Top of Data for this exercise

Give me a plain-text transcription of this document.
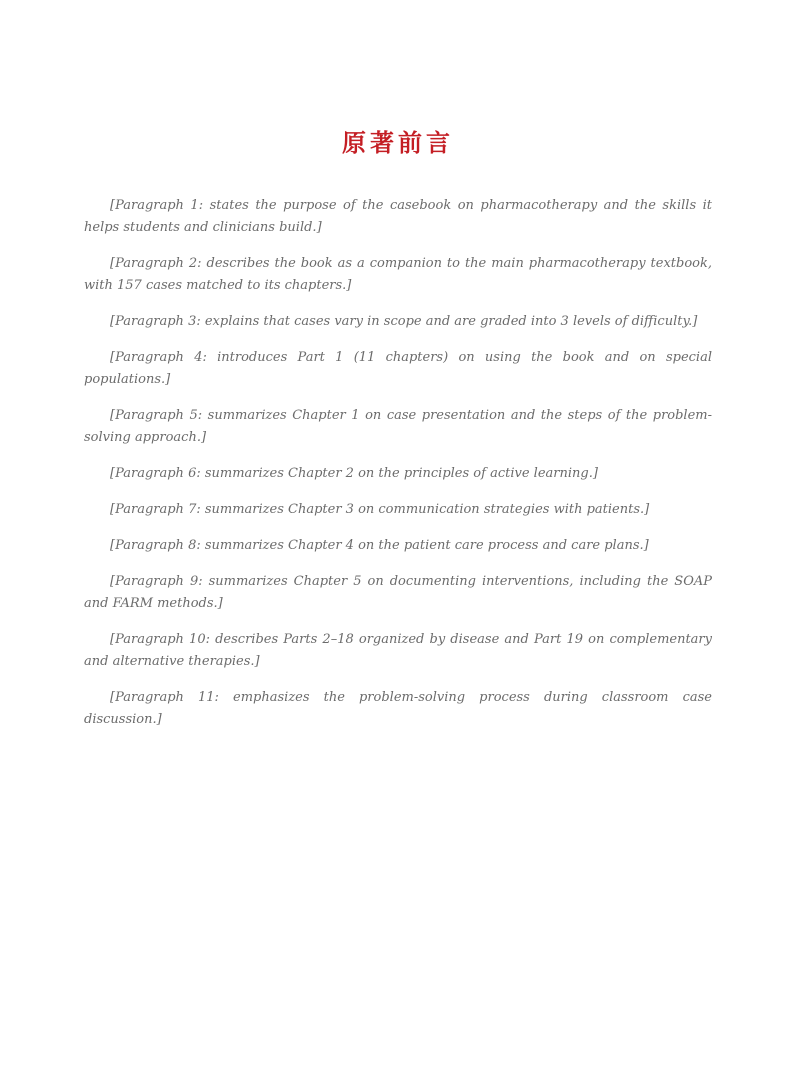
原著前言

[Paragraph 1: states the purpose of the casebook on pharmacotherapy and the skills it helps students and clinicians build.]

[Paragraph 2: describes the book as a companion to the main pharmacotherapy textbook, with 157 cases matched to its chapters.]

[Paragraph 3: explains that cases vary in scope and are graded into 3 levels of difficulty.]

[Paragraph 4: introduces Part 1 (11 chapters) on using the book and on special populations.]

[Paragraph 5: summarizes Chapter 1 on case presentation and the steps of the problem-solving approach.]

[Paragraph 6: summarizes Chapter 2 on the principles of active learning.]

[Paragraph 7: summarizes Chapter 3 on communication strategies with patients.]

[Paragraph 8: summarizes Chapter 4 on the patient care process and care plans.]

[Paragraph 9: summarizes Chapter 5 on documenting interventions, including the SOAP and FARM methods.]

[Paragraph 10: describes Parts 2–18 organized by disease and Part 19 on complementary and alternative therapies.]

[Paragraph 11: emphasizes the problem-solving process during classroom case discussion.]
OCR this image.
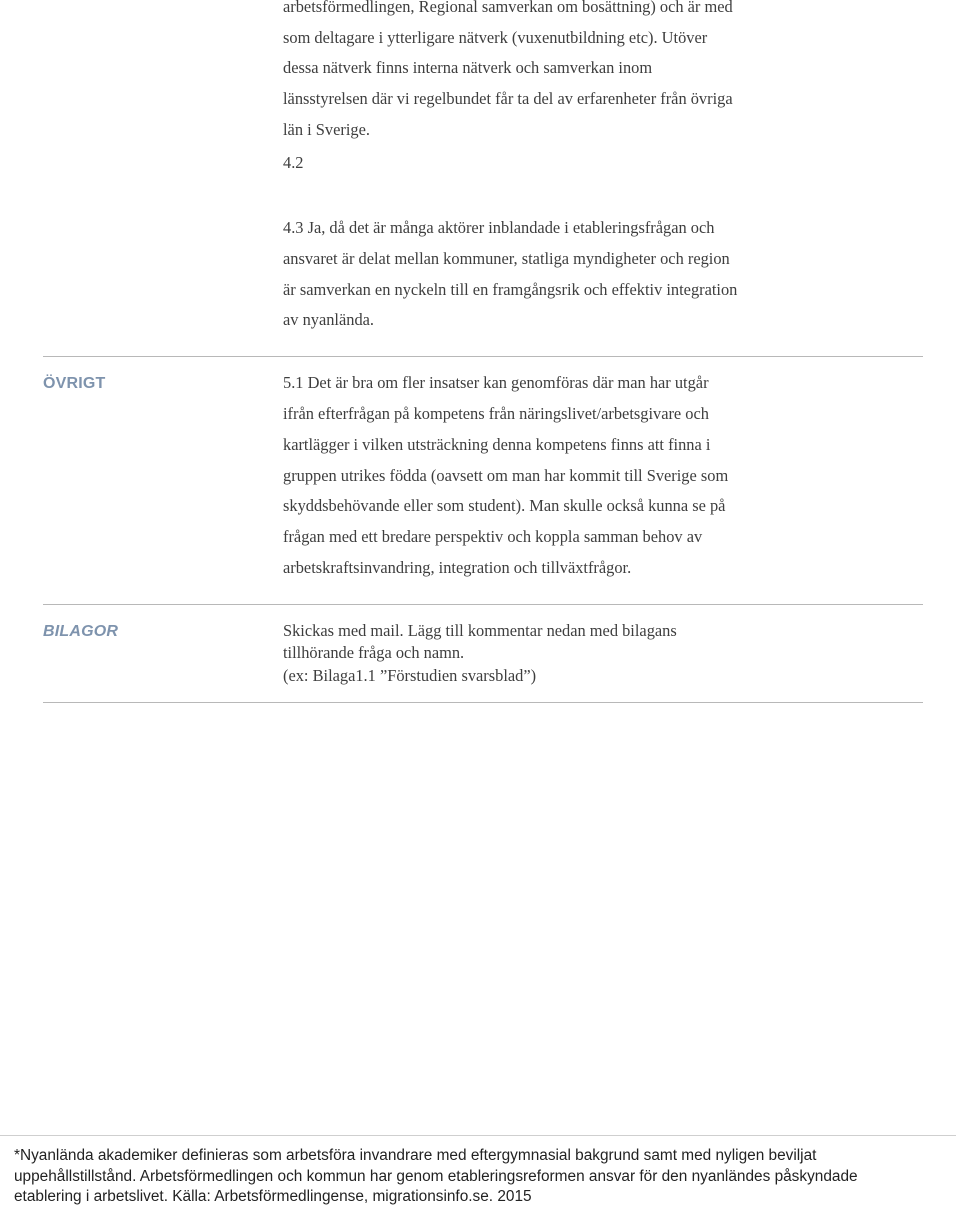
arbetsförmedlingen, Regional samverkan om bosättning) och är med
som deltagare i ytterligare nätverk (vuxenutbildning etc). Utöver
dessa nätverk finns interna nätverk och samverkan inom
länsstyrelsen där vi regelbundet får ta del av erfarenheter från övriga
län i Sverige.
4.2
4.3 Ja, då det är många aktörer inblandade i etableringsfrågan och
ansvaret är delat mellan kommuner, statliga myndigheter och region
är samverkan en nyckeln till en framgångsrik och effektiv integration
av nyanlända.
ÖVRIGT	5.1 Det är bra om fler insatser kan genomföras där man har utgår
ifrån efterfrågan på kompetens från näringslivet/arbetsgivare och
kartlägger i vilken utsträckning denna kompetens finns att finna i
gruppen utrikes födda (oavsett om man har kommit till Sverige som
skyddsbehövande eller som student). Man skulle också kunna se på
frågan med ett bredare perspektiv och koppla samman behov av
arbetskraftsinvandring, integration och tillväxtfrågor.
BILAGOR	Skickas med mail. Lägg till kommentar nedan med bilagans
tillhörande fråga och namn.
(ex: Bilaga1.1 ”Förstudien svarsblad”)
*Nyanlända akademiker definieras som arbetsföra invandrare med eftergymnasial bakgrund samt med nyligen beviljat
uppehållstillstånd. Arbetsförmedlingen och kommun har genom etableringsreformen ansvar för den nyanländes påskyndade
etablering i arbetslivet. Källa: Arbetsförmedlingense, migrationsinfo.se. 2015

Bottom of Data for this exercise
Top of Data for this exercise

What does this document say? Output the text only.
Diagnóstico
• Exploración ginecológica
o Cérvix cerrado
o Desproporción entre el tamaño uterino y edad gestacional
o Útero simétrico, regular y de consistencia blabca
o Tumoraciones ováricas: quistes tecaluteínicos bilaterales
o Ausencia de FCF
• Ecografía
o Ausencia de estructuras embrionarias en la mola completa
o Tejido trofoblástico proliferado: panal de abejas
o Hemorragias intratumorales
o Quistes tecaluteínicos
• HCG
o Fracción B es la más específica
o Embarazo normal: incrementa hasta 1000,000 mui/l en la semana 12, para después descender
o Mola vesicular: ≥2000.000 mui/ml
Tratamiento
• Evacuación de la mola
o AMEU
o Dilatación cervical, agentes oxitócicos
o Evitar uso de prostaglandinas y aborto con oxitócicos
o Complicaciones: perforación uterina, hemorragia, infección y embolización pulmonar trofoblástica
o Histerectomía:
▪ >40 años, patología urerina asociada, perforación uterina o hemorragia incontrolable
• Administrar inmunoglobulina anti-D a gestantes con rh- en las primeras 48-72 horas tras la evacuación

Bottom of Data for this exercise

### Instructions for the task
Looking at the records, report the number of lines that hold the string "problem", with no other text.

### Task solution
2